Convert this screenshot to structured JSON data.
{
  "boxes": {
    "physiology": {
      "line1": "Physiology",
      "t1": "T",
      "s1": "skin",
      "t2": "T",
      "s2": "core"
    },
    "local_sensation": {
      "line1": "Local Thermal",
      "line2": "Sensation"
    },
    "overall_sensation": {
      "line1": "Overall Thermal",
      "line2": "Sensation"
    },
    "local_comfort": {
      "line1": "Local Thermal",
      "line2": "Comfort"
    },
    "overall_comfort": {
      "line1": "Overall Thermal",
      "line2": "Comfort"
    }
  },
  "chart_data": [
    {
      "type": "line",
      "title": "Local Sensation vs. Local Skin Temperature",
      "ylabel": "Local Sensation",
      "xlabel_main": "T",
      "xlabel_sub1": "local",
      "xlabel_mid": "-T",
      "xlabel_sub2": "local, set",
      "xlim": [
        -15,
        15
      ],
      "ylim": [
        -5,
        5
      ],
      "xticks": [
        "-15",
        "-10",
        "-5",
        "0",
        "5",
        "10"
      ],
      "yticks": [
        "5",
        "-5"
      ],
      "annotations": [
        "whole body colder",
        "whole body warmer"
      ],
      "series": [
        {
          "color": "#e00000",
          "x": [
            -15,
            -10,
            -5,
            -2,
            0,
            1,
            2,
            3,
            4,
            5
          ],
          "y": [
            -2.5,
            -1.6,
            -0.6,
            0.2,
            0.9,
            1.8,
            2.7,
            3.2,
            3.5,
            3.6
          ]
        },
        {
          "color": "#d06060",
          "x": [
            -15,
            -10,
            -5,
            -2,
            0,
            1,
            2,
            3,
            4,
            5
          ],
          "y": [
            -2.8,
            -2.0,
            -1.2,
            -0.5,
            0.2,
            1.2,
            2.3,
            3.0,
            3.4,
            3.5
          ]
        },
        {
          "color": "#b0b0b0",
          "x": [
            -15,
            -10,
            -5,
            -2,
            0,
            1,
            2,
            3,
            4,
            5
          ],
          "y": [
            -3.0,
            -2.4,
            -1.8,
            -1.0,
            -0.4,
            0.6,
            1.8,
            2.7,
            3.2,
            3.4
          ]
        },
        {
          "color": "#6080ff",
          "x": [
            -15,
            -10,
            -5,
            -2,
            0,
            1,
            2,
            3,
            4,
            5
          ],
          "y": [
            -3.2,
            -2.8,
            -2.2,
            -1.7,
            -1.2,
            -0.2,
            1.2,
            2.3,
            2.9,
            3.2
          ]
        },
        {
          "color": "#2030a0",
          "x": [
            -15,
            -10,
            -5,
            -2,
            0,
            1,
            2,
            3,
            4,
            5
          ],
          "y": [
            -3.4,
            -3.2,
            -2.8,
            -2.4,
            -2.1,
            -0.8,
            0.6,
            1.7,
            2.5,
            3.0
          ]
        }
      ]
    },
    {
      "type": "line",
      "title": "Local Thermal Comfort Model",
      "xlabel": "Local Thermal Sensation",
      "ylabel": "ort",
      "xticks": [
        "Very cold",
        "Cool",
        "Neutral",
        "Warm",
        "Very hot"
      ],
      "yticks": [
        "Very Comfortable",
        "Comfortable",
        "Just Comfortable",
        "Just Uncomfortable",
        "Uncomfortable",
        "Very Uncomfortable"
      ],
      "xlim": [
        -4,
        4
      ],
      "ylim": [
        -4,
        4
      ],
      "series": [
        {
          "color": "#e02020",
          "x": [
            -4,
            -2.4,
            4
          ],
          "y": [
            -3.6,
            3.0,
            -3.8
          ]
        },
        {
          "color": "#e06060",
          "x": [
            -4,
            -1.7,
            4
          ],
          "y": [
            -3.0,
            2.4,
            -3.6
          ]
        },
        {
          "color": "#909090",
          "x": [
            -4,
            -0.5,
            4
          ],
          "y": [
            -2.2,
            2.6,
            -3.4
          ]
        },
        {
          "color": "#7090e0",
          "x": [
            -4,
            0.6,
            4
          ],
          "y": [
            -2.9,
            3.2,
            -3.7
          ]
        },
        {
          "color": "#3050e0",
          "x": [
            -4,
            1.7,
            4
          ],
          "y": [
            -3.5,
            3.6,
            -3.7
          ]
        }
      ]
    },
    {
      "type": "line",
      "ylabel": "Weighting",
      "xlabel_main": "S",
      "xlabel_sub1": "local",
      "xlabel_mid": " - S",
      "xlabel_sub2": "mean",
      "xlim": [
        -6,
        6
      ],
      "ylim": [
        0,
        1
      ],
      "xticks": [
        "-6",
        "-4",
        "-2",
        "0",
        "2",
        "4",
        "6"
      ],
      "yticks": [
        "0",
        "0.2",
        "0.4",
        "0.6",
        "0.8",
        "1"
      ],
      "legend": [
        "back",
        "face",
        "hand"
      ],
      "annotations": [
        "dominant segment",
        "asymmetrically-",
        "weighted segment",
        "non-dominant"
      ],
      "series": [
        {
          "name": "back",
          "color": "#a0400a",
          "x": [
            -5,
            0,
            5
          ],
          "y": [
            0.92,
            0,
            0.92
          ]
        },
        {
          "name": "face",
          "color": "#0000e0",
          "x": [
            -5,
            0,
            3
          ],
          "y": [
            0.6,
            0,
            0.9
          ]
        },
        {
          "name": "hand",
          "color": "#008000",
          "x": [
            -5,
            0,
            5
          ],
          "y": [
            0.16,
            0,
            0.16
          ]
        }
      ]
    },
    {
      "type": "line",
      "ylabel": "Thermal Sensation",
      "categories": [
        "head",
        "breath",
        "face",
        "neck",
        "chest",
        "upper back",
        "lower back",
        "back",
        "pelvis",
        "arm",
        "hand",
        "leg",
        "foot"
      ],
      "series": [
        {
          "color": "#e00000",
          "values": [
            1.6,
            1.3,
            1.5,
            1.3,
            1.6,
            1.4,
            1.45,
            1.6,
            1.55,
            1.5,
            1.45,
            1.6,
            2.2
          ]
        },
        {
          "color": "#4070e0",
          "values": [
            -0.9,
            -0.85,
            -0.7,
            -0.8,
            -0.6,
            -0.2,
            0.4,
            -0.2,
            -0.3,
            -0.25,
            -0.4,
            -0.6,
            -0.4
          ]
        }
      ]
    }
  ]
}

————

[WHAT YOU NEED TO DO] All of the entries need to be reproduced exactly; please write them out.

[COMPLETED EXERCISE]
Convert this screenshot to structured JSON data.
{
  "boxes": {
    "physiology": {
      "line1": "Physiology",
      "t1": "T",
      "s1": "skin",
      "t2": "T",
      "s2": "core"
    },
    "local_sensation": {
      "line1": "Local Thermal",
      "line2": "Sensation"
    },
    "overall_sensation": {
      "line1": "Overall Thermal",
      "line2": "Sensation"
    },
    "local_comfort": {
      "line1": "Local Thermal",
      "line2": "Comfort"
    },
    "overall_comfort": {
      "line1": "Overall Thermal",
      "line2": "Comfort"
    }
  },
  "chart_data": [
    {
      "type": "line",
      "title": "Local Sensation vs. Local Skin Temperature",
      "ylabel": "Local Sensation",
      "xlabel_main": "T",
      "xlabel_sub1": "local",
      "xlabel_mid": "-T",
      "xlabel_sub2": "local, set",
      "xlim": [
        -15,
        15
      ],
      "ylim": [
        -5,
        5
      ],
      "xticks": [
        "-15",
        "-10",
        "-5",
        "0",
        "5",
        "10"
      ],
      "yticks": [
        "5",
        "-5"
      ],
      "annotations": [
        "whole body colder",
        "whole body warmer"
      ],
      "series": [
        {
          "color": "#e00000",
          "x": [
            -15,
            -10,
            -5,
            -2,
            0,
            1,
            2,
            3,
            4,
            5
          ],
          "y": [
            -2.5,
            -1.6,
            -0.6,
            0.2,
            0.9,
            1.8,
            2.7,
            3.2,
            3.5,
            3.6
          ]
        },
        {
          "color": "#d06060",
          "x": [
            -15,
            -10,
            -5,
            -2,
            0,
            1,
            2,
            3,
            4,
            5
          ],
          "y": [
            -2.8,
            -2.0,
            -1.2,
            -0.5,
            0.2,
            1.2,
            2.3,
            3.0,
            3.4,
            3.5
          ]
        },
        {
          "color": "#b0b0b0",
          "x": [
            -15,
            -10,
            -5,
            -2,
            0,
            1,
            2,
            3,
            4,
            5
          ],
          "y": [
            -3.0,
            -2.4,
            -1.8,
            -1.0,
            -0.4,
            0.6,
            1.8,
            2.7,
            3.2,
            3.4
          ]
        },
        {
          "color": "#6080ff",
          "x": [
            -15,
            -10,
            -5,
            -2,
            0,
            1,
            2,
            3,
            4,
            5
          ],
          "y": [
            -3.2,
            -2.8,
            -2.2,
            -1.7,
            -1.2,
            -0.2,
            1.2,
            2.3,
            2.9,
            3.2
          ]
        },
        {
          "color": "#2030a0",
          "x": [
            -15,
            -10,
            -5,
            -2,
            0,
            1,
            2,
            3,
            4,
            5
          ],
          "y": [
            -3.4,
            -3.2,
            -2.8,
            -2.4,
            -2.1,
            -0.8,
            0.6,
            1.7,
            2.5,
            3.0
          ]
        }
      ]
    },
    {
      "type": "line",
      "title": "Local Thermal Comfort Model",
      "xlabel": "Local Thermal Sensation",
      "ylabel": "ort",
      "xticks": [
        "Very cold",
        "Cool",
        "Neutral",
        "Warm",
        "Very hot"
      ],
      "yticks": [
        "Very Comfortable",
        "Comfortable",
        "Just Comfortable",
        "Just Uncomfortable",
        "Uncomfortable",
        "Very Uncomfortable"
      ],
      "xlim": [
        -4,
        4
      ],
      "ylim": [
        -4,
        4
      ],
      "series": [
        {
          "color": "#e02020",
          "x": [
            -4,
            -2.4,
            4
          ],
          "y": [
            -3.6,
            3.0,
            -3.8
          ]
        },
        {
          "color": "#e06060",
          "x": [
            -4,
            -1.7,
            4
          ],
          "y": [
            -3.0,
            2.4,
            -3.6
          ]
        },
        {
          "color": "#909090",
          "x": [
            -4,
            -0.5,
            4
          ],
          "y": [
            -2.2,
            2.6,
            -3.4
          ]
        },
        {
          "color": "#7090e0",
          "x": [
            -4,
            0.6,
            4
          ],
          "y": [
            -2.9,
            3.2,
            -3.7
          ]
        },
        {
          "color": "#3050e0",
          "x": [
            -4,
            1.7,
            4
          ],
          "y": [
            -3.5,
            3.6,
            -3.7
          ]
        }
      ]
    },
    {
      "type": "line",
      "ylabel": "Weighting",
      "xlabel_main": "S",
      "xlabel_sub1": "local",
      "xlabel_mid": " - S",
      "xlabel_sub2": "mean",
      "xlim": [
        -6,
        6
      ],
      "ylim": [
        0,
        1
      ],
      "xticks": [
        "-6",
        "-4",
        "-2",
        "0",
        "2",
        "4",
        "6"
      ],
      "yticks": [
        "0",
        "0.2",
        "0.4",
        "0.6",
        "0.8",
        "1"
      ],
      "legend": [
        "back",
        "face",
        "hand"
      ],
      "annotations": [
        "dominant segment",
        "asymmetrically-",
        "weighted segment",
        "non-dominant"
      ],
      "series": [
        {
          "name": "back",
          "color": "#a0400a",
          "x": [
            -5,
            0,
            5
          ],
          "y": [
            0.92,
            0,
            0.92
          ]
        },
        {
          "name": "face",
          "color": "#0000e0",
          "x": [
            -5,
            0,
            3
          ],
          "y": [
            0.6,
            0,
            0.9
          ]
        },
        {
          "name": "hand",
          "color": "#008000",
          "x": [
            -5,
            0,
            5
          ],
          "y": [
            0.16,
            0,
            0.16
          ]
        }
      ]
    },
    {
      "type": "line",
      "ylabel": "Thermal Sensation",
      "categories": [
        "head",
        "breath",
        "face",
        "neck",
        "chest",
        "upper back",
        "lower back",
        "back",
        "pelvis",
        "arm",
        "hand",
        "leg",
        "foot"
      ],
      "series": [
        {
          "color": "#e00000",
          "values": [
            1.6,
            1.3,
            1.5,
            1.3,
            1.6,
            1.4,
            1.45,
            1.6,
            1.55,
            1.5,
            1.45,
            1.6,
            2.2
          ]
        },
        {
          "color": "#4070e0",
          "values": [
            -0.9,
            -0.85,
            -0.7,
            -0.8,
            -0.6,
            -0.2,
            0.4,
            -0.2,
            -0.3,
            -0.25,
            -0.4,
            -0.6,
            -0.4
          ]
        }
      ]
    }
  ]
}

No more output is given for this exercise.